> _Set task_: Gather the lines below that include the string "wofür", copying each in full.
═══ Data for the task ═══
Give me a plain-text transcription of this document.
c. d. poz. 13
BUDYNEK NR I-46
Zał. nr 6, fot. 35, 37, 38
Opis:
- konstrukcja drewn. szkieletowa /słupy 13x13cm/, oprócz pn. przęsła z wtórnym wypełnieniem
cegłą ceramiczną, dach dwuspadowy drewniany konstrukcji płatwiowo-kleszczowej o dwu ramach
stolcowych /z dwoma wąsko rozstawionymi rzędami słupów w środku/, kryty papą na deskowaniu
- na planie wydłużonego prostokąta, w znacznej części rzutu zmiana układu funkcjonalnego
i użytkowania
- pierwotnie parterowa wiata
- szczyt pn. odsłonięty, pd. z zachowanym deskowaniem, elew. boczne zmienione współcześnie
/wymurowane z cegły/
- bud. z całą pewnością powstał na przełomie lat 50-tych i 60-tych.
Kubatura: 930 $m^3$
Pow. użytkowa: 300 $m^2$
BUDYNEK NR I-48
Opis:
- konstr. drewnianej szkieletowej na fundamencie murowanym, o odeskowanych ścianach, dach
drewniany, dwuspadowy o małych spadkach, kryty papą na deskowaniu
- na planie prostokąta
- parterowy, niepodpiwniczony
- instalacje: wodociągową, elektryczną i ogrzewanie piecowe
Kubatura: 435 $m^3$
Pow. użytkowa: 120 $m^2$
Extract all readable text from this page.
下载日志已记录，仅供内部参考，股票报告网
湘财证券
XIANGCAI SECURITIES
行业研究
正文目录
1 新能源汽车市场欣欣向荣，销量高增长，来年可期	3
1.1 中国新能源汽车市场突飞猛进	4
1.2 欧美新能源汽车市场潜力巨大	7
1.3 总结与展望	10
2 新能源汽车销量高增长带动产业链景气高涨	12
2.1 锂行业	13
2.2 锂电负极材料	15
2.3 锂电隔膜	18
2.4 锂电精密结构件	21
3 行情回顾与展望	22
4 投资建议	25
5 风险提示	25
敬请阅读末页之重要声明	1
═══
═══ Data for the task ═══
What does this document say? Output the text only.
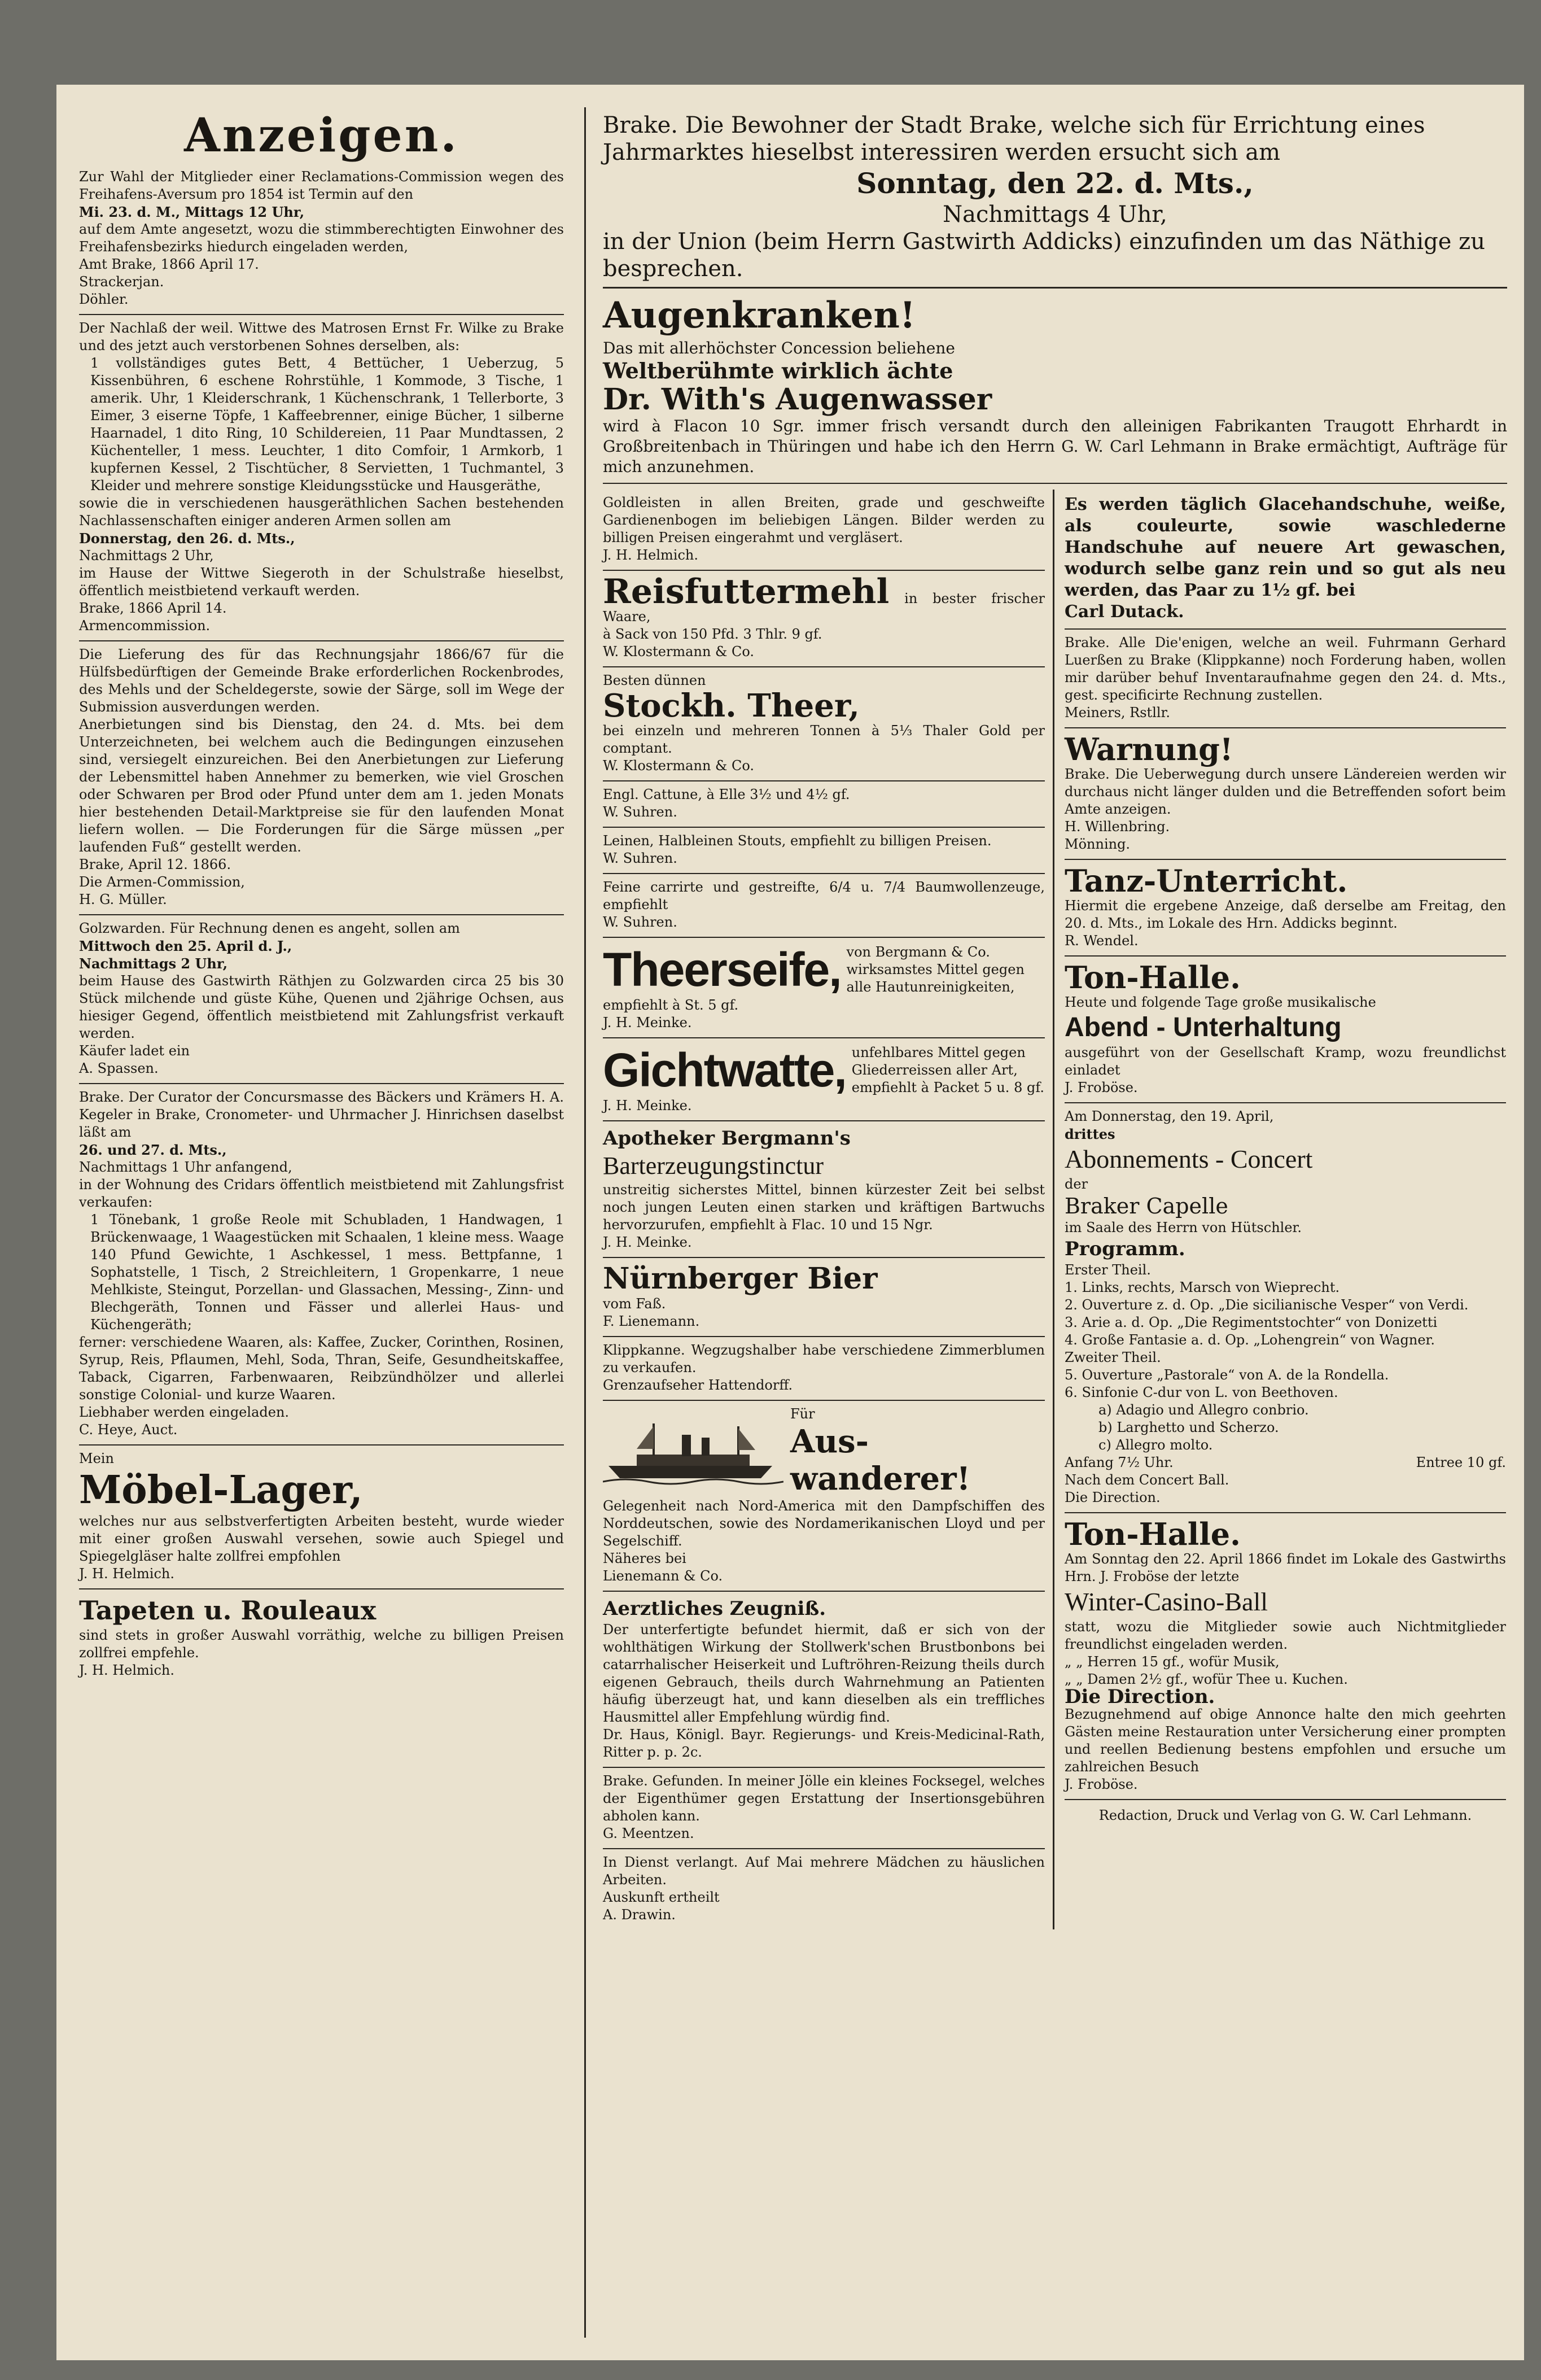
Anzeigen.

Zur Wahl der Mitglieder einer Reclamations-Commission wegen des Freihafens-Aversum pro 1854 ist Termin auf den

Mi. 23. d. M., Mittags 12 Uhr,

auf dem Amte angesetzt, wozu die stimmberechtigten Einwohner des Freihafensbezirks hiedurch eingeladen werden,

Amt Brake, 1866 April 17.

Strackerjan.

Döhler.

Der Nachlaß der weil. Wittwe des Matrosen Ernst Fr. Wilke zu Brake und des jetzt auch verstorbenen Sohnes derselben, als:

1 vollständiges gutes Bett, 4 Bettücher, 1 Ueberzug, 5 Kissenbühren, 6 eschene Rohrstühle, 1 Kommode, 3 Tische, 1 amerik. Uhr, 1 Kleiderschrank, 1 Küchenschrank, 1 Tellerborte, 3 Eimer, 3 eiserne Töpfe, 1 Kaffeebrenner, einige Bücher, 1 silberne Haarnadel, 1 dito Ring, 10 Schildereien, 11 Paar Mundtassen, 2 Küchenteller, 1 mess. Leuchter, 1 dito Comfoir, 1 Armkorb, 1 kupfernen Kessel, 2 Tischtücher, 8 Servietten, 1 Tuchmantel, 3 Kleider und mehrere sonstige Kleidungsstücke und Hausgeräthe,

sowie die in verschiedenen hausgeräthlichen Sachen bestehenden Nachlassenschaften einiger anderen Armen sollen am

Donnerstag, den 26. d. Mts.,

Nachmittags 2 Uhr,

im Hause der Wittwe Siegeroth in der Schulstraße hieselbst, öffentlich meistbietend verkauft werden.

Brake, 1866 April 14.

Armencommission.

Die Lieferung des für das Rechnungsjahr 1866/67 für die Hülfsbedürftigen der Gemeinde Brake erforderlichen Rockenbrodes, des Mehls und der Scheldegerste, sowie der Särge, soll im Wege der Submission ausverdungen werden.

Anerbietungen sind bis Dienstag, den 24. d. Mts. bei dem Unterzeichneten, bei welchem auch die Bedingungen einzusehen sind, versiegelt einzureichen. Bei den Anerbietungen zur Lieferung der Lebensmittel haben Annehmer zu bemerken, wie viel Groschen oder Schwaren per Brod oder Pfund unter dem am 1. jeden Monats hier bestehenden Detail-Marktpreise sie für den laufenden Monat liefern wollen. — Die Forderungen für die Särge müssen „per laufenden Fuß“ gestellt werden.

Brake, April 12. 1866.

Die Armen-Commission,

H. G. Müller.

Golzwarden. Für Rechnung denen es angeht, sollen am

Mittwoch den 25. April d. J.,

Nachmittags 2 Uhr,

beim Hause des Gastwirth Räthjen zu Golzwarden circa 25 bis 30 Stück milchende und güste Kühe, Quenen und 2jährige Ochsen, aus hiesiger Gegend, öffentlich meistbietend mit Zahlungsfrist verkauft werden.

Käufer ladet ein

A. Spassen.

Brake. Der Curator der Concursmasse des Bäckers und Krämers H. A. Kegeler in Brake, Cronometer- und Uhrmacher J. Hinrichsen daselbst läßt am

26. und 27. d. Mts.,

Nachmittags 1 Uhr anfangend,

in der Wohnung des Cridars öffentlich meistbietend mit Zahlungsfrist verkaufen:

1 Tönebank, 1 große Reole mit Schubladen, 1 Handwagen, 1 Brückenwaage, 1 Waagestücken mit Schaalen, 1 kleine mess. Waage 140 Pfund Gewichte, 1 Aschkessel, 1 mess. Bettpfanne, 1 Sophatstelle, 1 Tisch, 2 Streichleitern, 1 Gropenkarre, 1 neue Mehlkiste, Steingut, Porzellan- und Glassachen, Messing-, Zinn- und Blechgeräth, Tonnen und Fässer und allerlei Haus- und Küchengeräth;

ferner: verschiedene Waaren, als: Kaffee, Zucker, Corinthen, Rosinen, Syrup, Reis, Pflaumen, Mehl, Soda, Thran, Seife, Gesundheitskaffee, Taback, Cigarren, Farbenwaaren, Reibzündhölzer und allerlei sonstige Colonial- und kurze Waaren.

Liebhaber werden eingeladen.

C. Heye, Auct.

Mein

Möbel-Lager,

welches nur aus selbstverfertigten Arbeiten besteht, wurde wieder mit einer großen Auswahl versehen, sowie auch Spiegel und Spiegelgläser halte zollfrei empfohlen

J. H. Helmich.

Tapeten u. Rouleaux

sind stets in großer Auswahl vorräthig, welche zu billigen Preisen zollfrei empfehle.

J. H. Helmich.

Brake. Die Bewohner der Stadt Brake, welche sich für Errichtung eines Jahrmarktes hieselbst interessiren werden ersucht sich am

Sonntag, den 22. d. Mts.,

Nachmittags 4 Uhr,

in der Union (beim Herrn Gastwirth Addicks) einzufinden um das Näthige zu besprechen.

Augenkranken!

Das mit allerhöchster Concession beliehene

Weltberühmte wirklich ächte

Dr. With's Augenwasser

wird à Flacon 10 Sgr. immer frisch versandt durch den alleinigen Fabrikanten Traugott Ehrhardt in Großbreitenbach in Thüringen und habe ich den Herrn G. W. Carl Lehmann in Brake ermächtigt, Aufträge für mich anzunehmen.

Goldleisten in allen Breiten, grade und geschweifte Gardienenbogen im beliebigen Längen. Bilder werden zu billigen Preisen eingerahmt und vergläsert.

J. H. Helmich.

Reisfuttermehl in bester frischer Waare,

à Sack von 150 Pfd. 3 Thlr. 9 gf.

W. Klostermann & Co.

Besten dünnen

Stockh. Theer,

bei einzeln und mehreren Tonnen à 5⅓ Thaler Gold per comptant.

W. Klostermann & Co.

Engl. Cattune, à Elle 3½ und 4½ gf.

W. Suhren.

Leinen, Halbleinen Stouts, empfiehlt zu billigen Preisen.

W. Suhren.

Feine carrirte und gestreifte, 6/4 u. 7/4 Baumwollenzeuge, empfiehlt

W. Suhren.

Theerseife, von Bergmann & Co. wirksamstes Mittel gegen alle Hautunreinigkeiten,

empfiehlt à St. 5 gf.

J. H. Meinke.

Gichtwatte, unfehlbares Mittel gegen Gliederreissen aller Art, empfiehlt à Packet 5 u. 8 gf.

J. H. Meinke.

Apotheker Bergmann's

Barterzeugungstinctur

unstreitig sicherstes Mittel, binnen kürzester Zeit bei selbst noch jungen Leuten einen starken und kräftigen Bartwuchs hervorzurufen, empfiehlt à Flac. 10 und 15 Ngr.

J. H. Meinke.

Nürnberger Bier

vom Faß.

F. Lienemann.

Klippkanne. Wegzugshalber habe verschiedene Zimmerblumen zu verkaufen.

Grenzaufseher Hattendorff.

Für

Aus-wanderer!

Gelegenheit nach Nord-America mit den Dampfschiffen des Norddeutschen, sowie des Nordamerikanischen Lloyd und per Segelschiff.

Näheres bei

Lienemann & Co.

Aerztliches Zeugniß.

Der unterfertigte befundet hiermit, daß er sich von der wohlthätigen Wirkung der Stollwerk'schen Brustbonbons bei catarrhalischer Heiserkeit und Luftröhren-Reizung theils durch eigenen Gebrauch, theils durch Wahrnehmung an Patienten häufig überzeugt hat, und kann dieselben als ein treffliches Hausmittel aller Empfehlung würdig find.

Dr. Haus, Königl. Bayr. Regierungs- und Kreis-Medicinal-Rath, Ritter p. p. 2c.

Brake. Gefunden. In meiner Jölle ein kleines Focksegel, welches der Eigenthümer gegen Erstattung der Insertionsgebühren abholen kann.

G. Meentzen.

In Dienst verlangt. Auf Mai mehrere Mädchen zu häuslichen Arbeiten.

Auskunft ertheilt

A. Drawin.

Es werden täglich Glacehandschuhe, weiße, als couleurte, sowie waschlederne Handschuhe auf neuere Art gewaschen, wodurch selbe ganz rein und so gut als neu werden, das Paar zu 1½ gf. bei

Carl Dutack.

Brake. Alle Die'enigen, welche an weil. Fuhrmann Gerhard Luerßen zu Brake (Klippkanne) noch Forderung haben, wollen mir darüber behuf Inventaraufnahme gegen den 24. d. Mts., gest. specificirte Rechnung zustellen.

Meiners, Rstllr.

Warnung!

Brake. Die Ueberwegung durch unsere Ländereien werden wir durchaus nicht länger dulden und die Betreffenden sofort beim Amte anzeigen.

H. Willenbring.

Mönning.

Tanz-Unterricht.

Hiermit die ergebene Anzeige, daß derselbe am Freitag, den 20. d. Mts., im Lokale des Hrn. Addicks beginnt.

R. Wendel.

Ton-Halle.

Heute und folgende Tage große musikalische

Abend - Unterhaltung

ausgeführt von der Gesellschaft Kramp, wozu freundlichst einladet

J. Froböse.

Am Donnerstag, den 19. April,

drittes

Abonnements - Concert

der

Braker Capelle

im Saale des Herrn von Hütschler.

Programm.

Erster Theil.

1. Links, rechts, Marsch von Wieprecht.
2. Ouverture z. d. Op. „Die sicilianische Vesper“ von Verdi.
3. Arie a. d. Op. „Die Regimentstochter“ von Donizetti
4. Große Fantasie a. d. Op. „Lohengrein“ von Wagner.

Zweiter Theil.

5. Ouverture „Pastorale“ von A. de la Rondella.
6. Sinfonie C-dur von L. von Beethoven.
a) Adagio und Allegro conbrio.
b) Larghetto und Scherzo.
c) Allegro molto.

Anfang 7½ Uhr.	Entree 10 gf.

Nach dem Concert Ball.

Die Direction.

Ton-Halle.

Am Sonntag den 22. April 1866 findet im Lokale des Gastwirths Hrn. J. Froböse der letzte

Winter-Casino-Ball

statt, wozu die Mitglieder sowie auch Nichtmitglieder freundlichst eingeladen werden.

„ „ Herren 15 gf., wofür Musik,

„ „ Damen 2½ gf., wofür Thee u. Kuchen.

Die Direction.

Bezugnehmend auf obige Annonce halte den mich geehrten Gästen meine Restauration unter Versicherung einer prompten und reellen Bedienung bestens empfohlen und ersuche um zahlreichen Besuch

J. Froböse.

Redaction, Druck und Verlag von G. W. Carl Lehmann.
═══
═══ Data for the task ═══
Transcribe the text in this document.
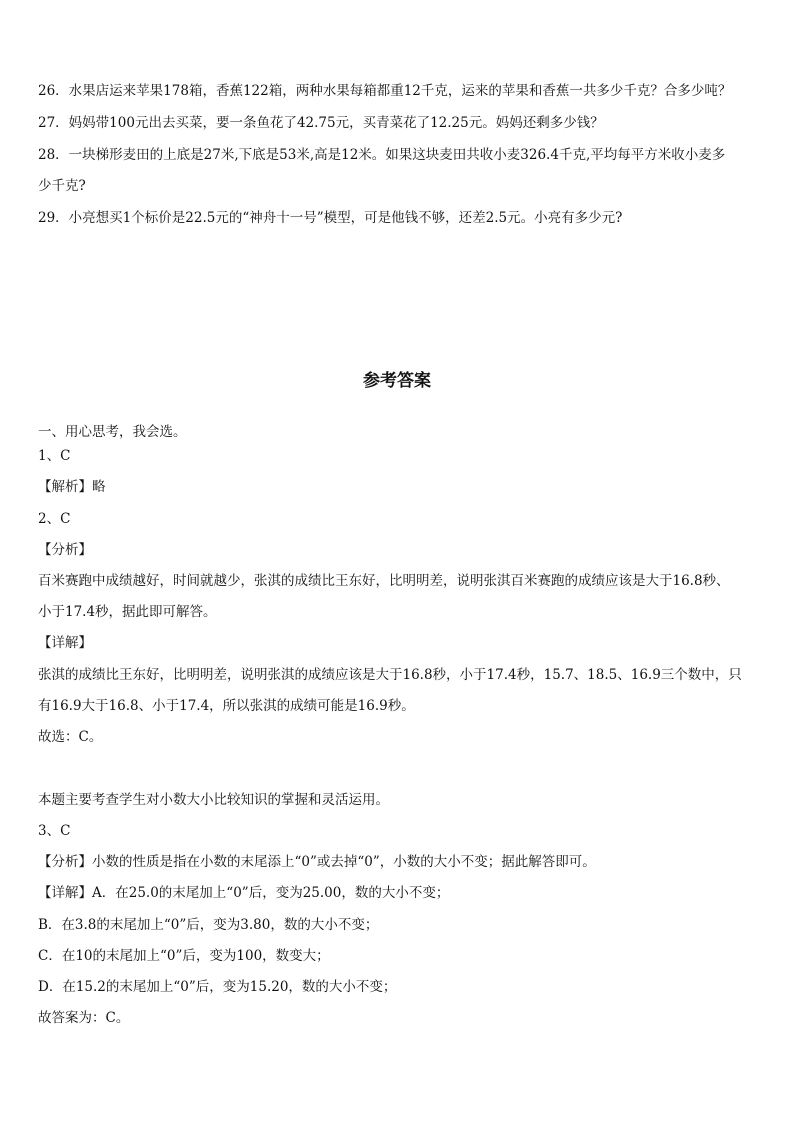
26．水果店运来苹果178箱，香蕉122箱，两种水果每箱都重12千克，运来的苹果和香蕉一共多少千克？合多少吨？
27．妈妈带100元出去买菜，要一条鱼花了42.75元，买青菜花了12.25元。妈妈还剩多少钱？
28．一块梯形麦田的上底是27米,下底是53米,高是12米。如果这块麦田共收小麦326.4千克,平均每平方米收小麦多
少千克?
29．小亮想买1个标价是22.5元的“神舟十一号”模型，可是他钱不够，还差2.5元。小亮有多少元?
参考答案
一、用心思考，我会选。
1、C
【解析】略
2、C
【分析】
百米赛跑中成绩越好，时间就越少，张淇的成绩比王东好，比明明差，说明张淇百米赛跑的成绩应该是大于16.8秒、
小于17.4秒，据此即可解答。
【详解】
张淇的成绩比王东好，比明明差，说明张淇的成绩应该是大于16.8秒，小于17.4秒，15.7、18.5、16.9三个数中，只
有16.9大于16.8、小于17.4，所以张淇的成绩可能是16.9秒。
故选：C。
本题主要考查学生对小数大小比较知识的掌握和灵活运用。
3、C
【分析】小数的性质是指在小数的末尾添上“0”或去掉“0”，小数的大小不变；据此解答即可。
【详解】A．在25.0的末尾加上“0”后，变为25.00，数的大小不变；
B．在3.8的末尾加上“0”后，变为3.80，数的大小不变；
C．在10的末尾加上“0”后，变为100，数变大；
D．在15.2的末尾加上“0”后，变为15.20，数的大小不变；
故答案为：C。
═══
> _Result of this task_:
„ „ Herren 15 gf., wofür Musik,
„ „ Damen 2½ gf., wofür Thee u. Kuchen.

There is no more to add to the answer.